Search the material below for lines containing the string "environmental", and copy every one you find.

^^^^

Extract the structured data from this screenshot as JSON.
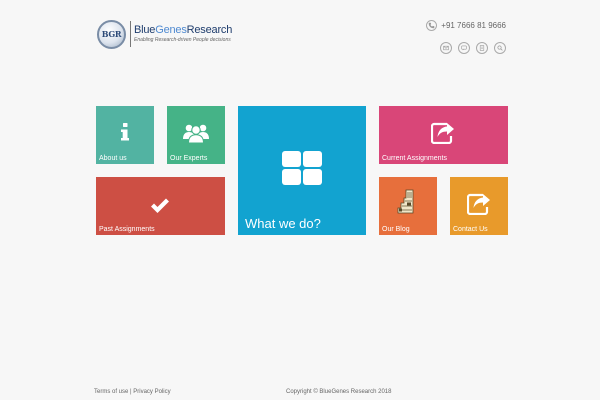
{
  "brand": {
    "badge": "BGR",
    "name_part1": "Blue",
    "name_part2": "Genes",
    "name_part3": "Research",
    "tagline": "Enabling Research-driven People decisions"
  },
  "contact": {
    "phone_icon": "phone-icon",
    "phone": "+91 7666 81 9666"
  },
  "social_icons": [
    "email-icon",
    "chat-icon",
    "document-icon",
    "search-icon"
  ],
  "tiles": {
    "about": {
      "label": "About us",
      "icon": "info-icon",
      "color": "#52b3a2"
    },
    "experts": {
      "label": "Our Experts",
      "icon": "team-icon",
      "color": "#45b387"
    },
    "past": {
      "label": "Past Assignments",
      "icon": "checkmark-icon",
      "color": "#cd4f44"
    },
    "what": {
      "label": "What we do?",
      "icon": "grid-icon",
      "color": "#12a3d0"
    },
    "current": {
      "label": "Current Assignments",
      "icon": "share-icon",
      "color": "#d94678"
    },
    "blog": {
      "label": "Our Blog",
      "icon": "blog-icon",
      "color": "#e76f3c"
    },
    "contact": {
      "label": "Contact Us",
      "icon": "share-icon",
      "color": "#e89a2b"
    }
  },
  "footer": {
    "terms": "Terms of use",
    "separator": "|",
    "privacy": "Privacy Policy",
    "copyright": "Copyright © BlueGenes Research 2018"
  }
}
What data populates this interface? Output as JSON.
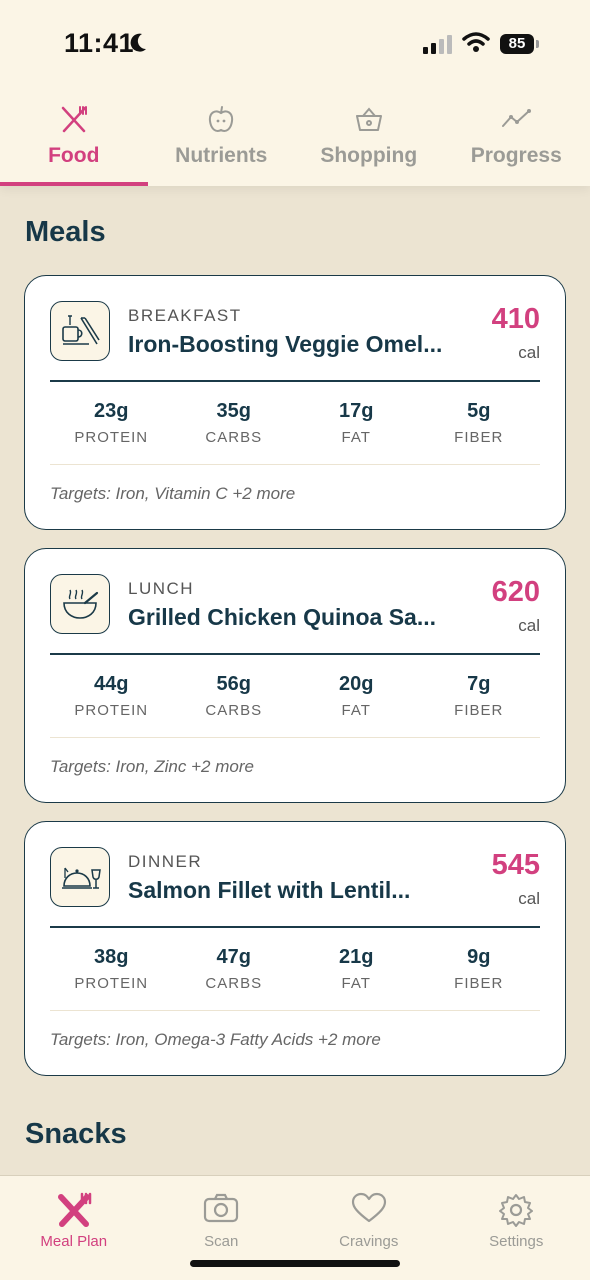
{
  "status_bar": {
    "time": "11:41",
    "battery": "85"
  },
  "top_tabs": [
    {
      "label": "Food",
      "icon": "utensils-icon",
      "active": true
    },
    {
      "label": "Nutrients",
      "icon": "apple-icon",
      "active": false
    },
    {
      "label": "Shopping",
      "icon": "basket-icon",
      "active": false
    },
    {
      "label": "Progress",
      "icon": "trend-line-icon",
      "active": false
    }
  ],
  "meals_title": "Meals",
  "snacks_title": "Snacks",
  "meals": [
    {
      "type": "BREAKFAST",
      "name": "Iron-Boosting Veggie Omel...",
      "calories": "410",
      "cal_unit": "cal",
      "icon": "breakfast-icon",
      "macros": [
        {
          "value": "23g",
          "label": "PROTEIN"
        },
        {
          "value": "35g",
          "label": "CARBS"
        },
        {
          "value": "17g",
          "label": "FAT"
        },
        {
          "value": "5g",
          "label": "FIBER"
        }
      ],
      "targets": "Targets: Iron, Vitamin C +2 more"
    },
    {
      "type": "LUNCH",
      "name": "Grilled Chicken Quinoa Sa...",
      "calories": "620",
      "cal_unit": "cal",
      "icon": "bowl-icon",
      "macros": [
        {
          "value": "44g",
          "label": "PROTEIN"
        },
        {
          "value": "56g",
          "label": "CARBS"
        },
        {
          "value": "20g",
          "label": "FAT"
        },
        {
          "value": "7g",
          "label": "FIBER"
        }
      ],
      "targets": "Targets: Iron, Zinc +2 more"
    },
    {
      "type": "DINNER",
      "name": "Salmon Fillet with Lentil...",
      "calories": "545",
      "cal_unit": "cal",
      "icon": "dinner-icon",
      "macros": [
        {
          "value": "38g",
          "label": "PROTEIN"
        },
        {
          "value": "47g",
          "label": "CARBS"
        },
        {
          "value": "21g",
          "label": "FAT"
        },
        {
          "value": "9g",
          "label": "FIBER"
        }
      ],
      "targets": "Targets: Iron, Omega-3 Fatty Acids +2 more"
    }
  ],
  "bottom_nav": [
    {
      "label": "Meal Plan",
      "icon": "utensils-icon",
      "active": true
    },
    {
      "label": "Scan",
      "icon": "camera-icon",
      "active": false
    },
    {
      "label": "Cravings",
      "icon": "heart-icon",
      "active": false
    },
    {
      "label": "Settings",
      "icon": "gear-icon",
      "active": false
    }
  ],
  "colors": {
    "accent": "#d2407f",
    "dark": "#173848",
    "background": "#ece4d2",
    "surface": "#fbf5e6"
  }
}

^^^^

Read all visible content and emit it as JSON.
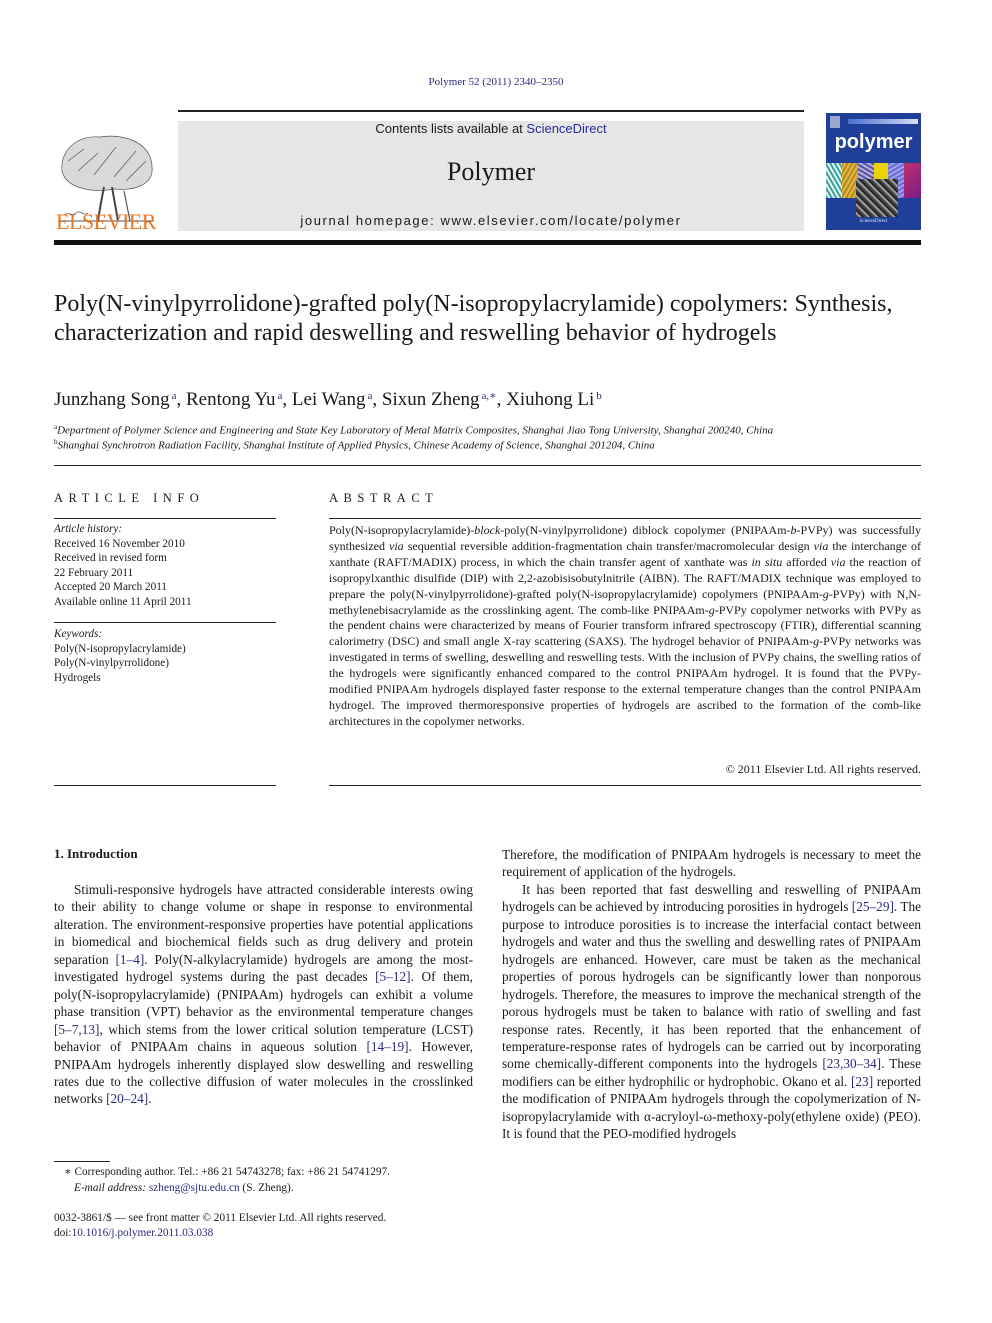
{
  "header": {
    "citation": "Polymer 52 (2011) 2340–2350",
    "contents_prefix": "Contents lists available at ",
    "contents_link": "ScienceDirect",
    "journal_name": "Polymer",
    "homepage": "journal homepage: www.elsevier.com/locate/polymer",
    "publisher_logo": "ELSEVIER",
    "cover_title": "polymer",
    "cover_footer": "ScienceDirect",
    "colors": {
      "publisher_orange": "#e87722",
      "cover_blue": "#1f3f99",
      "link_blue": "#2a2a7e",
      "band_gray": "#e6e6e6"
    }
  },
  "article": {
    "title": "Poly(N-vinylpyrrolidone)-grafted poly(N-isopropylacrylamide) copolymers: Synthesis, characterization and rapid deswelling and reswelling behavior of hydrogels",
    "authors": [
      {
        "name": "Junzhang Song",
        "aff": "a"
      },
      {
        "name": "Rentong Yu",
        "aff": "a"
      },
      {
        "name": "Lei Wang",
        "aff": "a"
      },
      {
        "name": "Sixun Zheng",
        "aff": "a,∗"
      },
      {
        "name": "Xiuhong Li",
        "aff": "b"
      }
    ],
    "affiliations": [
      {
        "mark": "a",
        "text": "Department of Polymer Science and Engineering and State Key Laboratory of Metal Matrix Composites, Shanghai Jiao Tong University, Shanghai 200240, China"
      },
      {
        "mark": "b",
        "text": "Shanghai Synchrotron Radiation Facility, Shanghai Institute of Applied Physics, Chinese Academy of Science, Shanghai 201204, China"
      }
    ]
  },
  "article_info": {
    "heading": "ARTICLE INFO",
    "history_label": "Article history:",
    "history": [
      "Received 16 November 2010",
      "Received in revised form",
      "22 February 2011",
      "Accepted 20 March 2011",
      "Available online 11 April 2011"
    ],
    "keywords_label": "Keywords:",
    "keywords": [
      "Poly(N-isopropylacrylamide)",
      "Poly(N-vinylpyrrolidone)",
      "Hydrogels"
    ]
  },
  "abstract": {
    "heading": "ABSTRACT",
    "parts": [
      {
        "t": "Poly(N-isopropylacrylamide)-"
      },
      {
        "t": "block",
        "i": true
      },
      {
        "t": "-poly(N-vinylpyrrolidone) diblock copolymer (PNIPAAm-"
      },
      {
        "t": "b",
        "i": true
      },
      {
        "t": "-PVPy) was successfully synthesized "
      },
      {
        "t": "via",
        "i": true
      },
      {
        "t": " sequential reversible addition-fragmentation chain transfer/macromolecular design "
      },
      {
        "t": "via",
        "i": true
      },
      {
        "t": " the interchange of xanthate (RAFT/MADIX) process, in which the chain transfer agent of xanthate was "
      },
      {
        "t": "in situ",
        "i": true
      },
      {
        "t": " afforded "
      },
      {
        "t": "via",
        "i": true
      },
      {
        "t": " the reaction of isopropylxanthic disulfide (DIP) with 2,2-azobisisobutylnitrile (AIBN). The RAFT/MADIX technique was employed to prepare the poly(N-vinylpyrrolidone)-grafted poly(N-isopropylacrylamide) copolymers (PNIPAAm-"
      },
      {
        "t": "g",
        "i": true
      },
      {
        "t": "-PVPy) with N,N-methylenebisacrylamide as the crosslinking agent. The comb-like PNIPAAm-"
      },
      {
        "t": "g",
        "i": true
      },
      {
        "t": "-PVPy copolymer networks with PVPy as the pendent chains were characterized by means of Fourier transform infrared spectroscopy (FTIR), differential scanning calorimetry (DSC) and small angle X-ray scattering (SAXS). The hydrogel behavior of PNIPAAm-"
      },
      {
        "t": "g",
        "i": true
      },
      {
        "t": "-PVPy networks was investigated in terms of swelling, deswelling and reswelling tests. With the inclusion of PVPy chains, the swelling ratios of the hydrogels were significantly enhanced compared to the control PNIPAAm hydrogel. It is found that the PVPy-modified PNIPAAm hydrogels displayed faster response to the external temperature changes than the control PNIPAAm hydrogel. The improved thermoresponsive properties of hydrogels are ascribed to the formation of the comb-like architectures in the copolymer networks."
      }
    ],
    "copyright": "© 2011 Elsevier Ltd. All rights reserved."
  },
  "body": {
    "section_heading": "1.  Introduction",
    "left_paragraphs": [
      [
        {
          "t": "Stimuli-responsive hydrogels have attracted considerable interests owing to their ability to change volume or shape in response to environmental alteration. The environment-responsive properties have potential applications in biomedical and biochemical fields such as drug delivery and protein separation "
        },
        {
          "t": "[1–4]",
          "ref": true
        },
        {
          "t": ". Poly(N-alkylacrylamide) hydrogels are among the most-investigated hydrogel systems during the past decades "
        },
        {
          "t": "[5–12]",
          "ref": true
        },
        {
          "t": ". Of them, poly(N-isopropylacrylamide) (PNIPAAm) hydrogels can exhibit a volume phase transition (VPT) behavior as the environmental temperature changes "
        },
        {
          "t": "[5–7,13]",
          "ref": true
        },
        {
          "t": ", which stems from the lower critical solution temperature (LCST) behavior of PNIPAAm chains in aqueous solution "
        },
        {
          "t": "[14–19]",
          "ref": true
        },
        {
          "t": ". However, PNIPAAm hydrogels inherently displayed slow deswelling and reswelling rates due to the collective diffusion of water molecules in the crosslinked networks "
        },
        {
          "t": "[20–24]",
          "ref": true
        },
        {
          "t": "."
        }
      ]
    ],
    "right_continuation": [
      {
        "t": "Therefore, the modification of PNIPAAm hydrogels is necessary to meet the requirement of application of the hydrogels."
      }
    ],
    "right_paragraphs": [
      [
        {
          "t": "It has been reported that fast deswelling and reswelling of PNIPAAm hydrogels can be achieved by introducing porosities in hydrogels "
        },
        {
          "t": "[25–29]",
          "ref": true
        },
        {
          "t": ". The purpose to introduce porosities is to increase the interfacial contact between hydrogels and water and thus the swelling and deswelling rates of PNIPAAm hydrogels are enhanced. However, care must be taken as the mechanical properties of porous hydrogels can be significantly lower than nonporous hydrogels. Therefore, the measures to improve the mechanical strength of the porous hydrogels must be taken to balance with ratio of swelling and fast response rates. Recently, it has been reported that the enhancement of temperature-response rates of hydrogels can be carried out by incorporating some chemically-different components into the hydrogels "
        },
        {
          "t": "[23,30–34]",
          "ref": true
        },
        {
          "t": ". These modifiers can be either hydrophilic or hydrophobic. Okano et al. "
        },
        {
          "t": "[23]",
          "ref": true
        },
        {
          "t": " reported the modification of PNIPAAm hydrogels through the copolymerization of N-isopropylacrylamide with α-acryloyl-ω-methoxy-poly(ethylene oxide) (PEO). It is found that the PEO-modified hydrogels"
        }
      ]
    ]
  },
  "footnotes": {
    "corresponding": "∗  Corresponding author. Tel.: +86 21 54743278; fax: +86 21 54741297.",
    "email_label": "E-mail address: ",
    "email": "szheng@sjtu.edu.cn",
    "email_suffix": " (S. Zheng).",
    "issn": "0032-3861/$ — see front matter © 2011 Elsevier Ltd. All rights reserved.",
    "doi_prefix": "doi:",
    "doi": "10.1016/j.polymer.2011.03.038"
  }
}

^^^^

- [Answer to this task]
          "t": "Stimuli-responsive hydrogels have attracted considerable interests owing to their ability to change volume or shape in response to environmental alteration. The environment-responsive properties have potential applications in biomedical and biochemical fields such as drug delivery and protein separation "
          "t": ". Of them, poly(N-isopropylacrylamide) (PNIPAAm) hydrogels can exhibit a volume phase transition (VPT) behavior as the environmental temperature changes "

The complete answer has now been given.